> **EXERCISE AIM**: Among the lines of this listing, determine how many contain the string "Average". Answer with the number only.

### RAW RECORDS ###

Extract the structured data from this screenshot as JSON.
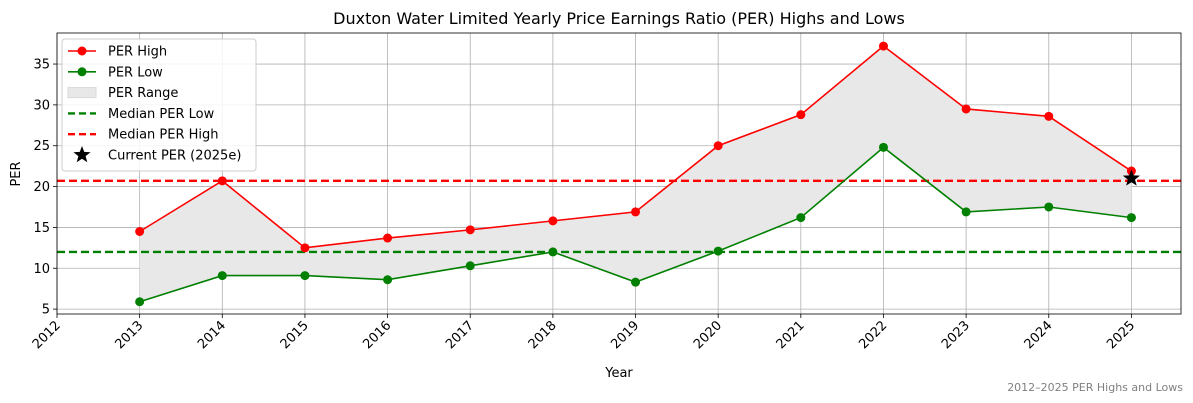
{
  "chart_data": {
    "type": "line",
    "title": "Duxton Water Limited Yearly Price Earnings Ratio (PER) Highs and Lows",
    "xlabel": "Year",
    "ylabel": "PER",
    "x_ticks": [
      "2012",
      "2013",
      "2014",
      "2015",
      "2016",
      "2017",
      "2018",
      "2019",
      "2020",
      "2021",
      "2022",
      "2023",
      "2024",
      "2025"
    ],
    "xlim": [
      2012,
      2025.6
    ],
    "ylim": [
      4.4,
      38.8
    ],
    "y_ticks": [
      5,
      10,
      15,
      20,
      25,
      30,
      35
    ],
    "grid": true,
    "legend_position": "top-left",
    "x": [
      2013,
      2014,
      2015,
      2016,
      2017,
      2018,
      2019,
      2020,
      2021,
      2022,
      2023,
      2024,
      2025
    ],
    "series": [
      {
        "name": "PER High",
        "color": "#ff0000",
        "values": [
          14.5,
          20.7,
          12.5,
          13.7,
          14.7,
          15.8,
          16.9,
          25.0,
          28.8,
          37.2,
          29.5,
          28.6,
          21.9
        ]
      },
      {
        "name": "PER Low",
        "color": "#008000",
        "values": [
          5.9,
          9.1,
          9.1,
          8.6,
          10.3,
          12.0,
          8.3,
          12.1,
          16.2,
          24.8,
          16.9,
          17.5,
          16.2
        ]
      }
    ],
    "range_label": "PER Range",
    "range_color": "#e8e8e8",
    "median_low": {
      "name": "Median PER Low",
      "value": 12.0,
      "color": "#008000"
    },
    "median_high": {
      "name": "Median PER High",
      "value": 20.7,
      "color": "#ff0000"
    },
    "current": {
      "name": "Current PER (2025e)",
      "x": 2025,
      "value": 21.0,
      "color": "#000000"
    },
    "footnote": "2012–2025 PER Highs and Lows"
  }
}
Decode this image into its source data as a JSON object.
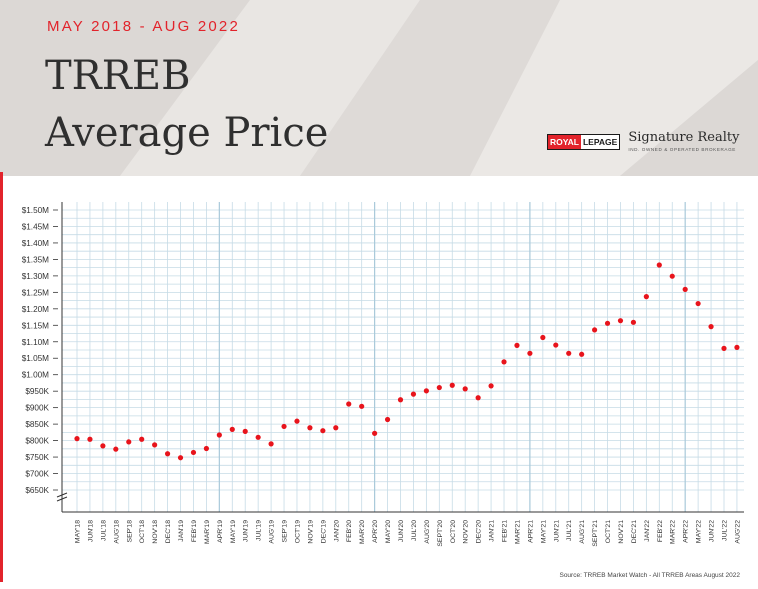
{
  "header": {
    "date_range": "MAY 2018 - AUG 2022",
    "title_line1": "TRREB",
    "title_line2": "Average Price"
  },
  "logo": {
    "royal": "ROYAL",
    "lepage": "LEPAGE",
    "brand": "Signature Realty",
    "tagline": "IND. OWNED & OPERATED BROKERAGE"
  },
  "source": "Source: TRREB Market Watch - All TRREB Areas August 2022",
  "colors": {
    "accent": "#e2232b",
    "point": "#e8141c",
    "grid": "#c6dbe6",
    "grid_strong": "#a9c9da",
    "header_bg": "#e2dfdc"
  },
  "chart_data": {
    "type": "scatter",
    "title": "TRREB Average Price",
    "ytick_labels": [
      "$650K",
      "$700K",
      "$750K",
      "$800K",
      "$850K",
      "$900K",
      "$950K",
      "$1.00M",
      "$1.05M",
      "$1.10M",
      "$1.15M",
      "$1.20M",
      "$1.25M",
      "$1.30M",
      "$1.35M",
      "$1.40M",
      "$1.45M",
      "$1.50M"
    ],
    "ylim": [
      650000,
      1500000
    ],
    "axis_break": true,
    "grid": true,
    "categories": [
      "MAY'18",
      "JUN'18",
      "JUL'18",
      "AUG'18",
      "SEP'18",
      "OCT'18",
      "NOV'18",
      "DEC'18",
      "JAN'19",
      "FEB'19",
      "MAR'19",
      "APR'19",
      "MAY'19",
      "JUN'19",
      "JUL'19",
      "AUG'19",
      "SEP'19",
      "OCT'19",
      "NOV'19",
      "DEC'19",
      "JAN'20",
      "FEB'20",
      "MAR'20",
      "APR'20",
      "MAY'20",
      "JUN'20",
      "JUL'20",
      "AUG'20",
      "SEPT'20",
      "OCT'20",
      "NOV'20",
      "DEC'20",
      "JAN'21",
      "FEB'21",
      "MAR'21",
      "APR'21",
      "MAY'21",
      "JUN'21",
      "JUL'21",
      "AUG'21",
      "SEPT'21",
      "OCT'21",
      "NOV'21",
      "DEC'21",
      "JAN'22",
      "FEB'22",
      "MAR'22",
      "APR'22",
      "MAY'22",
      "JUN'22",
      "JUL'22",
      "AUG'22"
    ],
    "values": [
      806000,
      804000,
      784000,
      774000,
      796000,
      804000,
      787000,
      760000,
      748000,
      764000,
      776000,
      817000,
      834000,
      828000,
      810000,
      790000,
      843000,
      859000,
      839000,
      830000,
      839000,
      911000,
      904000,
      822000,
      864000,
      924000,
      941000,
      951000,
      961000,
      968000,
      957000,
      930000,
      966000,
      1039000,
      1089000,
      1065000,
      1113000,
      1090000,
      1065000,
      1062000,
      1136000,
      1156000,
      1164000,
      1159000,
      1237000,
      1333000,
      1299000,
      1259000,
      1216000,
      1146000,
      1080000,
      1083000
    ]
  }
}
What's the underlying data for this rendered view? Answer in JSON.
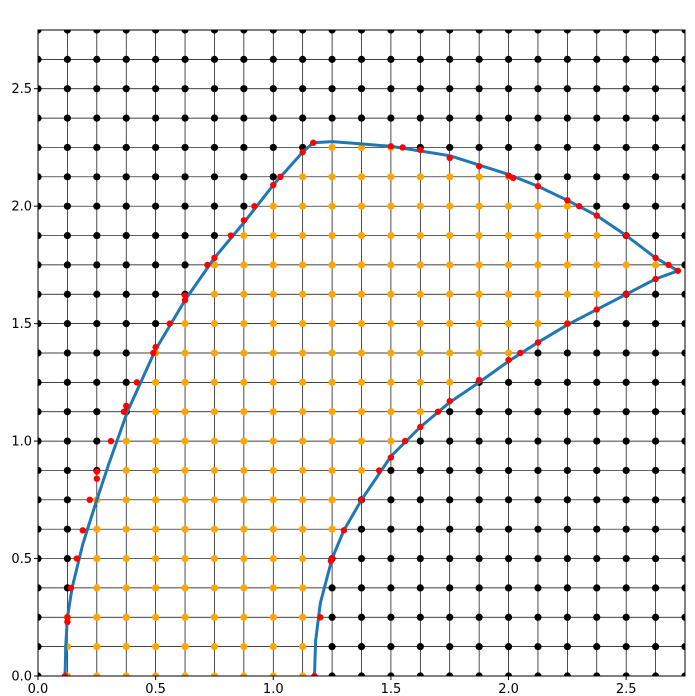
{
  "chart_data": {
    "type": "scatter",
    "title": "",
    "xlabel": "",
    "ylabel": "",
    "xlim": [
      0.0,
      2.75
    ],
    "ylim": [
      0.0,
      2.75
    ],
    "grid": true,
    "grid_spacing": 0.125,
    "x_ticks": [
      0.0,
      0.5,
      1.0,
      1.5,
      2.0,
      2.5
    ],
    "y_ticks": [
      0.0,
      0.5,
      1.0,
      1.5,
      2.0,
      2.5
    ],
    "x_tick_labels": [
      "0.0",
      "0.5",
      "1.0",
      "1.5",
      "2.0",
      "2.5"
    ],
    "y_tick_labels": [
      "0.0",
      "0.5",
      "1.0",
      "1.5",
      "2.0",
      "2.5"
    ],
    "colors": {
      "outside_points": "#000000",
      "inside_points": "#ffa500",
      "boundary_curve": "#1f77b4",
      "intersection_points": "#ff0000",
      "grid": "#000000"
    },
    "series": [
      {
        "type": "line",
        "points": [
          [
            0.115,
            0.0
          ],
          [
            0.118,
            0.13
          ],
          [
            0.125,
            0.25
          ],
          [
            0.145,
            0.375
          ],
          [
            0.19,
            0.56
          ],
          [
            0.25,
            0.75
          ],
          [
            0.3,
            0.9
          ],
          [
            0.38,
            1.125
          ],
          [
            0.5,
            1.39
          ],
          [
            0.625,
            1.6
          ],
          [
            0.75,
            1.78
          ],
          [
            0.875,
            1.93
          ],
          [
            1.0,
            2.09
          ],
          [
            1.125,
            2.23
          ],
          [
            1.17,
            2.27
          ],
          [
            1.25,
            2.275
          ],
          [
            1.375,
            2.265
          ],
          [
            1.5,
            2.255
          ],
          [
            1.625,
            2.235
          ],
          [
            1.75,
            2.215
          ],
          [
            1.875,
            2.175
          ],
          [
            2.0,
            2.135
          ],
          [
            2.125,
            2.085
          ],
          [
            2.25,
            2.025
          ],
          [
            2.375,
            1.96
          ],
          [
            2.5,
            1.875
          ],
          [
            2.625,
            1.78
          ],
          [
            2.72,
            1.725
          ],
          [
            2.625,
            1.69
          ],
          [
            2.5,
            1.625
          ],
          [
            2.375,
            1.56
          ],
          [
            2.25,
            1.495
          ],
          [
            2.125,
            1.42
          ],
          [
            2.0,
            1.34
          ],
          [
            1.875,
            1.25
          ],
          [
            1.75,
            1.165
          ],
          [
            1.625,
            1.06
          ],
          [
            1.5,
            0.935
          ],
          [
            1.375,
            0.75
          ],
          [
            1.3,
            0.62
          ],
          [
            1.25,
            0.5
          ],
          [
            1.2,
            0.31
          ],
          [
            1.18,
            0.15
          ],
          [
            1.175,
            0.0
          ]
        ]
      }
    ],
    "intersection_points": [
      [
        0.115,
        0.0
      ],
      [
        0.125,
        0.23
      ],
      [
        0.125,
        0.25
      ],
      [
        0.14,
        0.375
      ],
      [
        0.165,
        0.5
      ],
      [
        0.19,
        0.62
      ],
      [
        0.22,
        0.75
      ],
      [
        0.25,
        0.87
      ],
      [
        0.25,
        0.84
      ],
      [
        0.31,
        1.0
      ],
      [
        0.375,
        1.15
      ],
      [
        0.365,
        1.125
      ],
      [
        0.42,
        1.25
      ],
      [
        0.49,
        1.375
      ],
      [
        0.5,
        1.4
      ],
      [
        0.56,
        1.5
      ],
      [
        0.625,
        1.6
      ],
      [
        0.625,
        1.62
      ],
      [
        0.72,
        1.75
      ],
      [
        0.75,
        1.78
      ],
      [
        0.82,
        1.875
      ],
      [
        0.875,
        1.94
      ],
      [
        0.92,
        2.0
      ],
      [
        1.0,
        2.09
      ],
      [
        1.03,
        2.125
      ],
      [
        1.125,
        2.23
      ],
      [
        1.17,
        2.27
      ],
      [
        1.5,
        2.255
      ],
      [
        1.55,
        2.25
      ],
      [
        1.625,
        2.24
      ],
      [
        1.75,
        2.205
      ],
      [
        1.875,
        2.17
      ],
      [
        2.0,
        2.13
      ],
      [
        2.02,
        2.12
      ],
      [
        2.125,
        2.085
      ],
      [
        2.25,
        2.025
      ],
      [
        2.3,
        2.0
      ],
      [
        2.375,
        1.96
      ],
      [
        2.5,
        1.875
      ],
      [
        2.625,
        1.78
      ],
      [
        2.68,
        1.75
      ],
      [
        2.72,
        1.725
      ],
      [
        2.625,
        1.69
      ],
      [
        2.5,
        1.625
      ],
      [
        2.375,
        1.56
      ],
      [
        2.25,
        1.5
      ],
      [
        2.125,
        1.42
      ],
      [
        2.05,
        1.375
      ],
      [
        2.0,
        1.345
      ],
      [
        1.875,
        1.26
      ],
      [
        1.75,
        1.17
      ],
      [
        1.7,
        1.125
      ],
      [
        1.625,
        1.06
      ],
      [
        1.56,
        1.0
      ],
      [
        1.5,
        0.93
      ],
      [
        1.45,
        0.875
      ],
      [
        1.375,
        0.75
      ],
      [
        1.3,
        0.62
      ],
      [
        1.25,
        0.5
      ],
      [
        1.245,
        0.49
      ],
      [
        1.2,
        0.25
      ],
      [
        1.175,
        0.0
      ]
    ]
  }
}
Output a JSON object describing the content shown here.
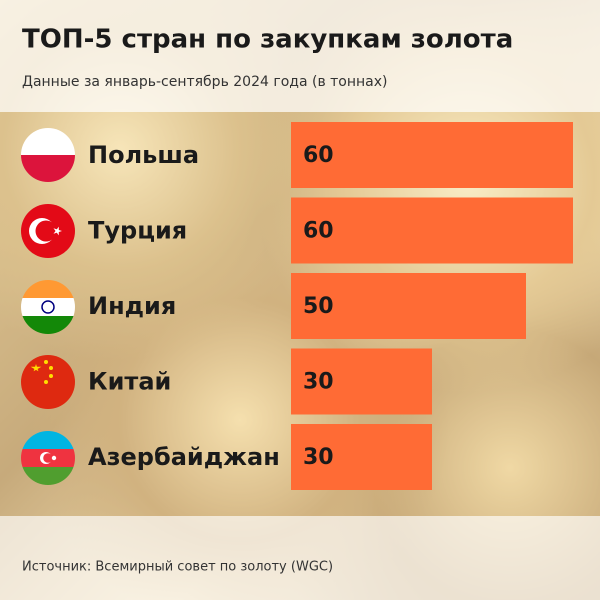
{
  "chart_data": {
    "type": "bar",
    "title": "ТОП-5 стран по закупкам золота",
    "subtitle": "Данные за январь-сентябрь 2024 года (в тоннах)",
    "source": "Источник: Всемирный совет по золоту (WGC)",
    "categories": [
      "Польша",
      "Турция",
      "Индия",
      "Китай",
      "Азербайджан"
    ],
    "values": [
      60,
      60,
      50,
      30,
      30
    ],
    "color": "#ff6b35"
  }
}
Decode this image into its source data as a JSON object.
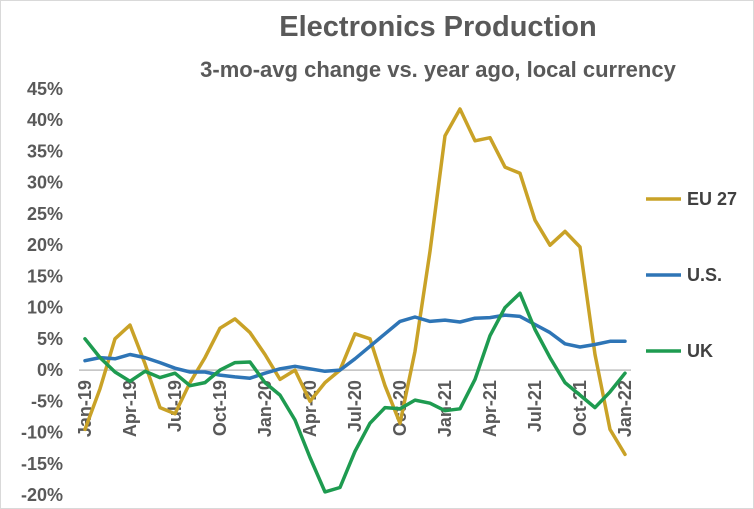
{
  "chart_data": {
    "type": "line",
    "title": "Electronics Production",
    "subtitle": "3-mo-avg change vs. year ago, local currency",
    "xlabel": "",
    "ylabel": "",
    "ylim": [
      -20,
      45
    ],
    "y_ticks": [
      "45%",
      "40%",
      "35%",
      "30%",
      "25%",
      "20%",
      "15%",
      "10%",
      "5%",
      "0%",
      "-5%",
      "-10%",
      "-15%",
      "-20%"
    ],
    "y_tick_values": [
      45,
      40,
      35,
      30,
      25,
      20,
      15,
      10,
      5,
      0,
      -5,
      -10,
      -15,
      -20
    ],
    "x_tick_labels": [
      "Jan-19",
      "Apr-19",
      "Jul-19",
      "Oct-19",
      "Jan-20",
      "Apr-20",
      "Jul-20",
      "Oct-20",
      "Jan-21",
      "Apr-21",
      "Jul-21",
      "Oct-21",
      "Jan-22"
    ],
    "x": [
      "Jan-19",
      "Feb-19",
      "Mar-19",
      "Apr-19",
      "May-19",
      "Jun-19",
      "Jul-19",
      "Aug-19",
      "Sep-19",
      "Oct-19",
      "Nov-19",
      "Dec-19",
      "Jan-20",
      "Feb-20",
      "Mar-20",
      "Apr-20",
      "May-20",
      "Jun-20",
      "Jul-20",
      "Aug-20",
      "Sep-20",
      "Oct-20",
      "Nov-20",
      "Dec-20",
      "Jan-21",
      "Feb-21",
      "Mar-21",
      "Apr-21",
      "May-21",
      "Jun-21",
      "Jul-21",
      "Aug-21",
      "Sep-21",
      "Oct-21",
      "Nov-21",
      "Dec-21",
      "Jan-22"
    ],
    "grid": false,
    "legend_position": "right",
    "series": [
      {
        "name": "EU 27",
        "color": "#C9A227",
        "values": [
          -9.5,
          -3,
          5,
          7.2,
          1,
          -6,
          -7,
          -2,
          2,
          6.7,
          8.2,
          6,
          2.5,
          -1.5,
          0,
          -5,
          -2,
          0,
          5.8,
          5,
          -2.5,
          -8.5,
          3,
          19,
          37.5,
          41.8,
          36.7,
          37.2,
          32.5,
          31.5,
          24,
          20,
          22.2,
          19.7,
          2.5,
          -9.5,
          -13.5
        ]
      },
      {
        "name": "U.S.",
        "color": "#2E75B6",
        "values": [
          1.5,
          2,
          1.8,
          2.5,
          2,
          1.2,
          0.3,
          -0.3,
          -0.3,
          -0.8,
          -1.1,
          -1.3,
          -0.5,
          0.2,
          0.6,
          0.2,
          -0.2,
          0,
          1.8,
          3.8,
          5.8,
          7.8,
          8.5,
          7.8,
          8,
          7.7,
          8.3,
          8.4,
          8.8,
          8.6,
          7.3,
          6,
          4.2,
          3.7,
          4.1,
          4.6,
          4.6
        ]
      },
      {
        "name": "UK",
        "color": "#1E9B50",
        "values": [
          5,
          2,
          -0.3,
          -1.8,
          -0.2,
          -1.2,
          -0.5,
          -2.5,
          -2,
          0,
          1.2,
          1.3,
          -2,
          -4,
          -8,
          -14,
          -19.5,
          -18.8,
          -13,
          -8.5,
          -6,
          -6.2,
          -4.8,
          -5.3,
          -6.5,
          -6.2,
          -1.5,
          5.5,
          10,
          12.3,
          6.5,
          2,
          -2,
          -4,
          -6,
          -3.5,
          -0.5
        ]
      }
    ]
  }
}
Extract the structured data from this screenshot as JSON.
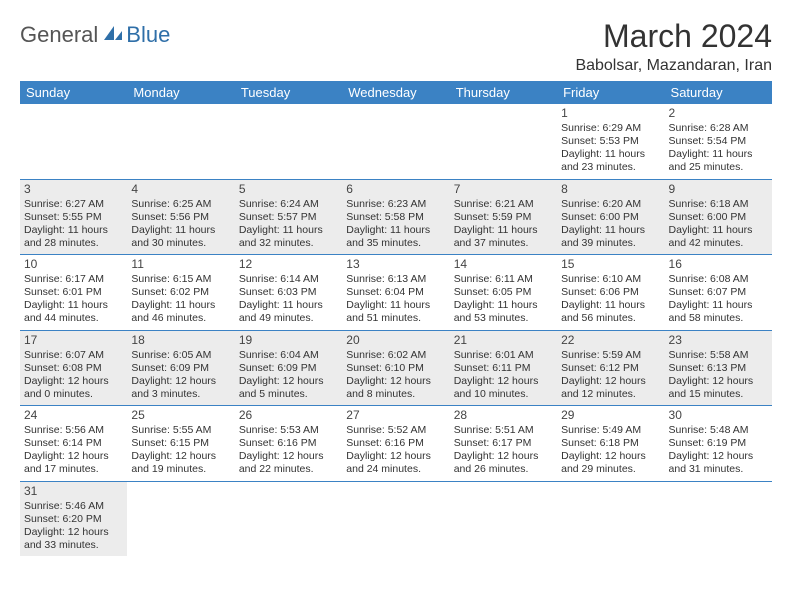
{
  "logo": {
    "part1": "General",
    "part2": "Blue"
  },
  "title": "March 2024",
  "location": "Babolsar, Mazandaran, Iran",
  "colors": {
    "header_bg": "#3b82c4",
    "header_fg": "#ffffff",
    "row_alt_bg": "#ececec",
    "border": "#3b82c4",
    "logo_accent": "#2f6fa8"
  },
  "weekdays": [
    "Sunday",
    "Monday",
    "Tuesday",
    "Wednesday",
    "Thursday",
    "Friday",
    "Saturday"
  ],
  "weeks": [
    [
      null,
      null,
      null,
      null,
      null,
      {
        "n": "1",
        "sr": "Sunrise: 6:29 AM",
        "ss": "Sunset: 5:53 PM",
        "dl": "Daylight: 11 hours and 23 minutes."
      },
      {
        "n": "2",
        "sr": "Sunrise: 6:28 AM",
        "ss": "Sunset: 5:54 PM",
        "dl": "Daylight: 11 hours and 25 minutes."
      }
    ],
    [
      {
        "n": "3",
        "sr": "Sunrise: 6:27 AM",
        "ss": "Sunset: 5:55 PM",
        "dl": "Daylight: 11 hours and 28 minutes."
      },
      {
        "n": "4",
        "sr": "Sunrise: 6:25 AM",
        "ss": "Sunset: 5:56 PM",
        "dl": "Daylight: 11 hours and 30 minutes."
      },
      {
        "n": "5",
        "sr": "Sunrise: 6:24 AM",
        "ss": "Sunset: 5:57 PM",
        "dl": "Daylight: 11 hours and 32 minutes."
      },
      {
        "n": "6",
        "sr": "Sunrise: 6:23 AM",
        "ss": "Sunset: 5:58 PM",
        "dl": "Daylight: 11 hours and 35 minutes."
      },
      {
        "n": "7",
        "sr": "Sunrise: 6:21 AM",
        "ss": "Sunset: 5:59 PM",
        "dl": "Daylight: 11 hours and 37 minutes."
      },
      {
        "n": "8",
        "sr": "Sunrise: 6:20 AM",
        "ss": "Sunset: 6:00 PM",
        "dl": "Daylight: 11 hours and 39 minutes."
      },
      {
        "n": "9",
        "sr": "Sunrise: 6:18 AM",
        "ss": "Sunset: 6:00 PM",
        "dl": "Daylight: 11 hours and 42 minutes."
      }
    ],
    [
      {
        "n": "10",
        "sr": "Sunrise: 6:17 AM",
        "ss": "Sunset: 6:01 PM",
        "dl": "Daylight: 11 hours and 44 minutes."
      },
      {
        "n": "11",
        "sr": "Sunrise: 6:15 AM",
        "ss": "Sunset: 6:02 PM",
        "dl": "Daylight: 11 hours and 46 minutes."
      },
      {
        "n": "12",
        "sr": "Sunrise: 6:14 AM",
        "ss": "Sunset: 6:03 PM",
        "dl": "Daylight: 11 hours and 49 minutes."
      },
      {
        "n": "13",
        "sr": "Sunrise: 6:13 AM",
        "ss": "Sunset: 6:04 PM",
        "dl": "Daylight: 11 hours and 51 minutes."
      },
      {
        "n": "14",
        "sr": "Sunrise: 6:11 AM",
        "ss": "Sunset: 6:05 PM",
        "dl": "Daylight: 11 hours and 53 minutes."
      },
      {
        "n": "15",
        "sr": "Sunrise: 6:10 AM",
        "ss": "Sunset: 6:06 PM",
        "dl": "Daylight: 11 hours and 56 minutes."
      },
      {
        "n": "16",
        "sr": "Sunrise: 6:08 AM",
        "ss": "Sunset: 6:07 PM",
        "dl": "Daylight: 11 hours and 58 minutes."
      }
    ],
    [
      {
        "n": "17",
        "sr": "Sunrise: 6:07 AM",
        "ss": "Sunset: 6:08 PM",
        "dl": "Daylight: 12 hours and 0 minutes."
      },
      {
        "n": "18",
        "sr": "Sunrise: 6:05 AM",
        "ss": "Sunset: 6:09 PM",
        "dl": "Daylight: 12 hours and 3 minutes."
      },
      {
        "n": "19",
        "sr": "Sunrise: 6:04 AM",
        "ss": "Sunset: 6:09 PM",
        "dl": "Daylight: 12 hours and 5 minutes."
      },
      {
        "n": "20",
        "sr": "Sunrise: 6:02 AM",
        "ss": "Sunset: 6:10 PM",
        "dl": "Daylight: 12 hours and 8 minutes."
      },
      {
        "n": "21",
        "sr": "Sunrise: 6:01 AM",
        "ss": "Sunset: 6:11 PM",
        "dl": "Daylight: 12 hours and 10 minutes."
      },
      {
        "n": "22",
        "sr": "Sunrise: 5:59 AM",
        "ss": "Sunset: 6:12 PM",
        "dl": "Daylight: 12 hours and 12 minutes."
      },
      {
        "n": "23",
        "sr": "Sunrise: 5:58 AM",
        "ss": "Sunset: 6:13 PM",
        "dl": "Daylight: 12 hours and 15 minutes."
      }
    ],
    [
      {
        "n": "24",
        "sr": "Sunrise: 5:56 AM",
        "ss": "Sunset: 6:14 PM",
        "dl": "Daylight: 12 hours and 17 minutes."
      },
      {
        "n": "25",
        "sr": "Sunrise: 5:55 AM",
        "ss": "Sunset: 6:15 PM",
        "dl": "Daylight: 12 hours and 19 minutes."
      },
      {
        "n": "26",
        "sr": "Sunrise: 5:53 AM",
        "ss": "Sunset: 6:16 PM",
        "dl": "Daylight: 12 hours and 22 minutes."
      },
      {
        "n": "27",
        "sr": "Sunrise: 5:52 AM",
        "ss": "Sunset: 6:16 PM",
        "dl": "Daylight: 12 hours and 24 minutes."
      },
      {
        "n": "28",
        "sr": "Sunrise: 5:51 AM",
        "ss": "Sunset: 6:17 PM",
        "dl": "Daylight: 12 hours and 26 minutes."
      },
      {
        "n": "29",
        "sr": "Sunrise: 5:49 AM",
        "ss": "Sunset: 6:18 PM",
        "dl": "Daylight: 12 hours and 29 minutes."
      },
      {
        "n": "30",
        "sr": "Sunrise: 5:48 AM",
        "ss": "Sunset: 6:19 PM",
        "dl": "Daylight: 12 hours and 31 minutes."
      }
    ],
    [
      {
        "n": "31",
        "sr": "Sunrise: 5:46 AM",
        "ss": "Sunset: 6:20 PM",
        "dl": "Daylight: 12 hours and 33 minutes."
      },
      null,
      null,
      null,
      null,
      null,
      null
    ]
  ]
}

###

> **TASK SOLUTION**: 2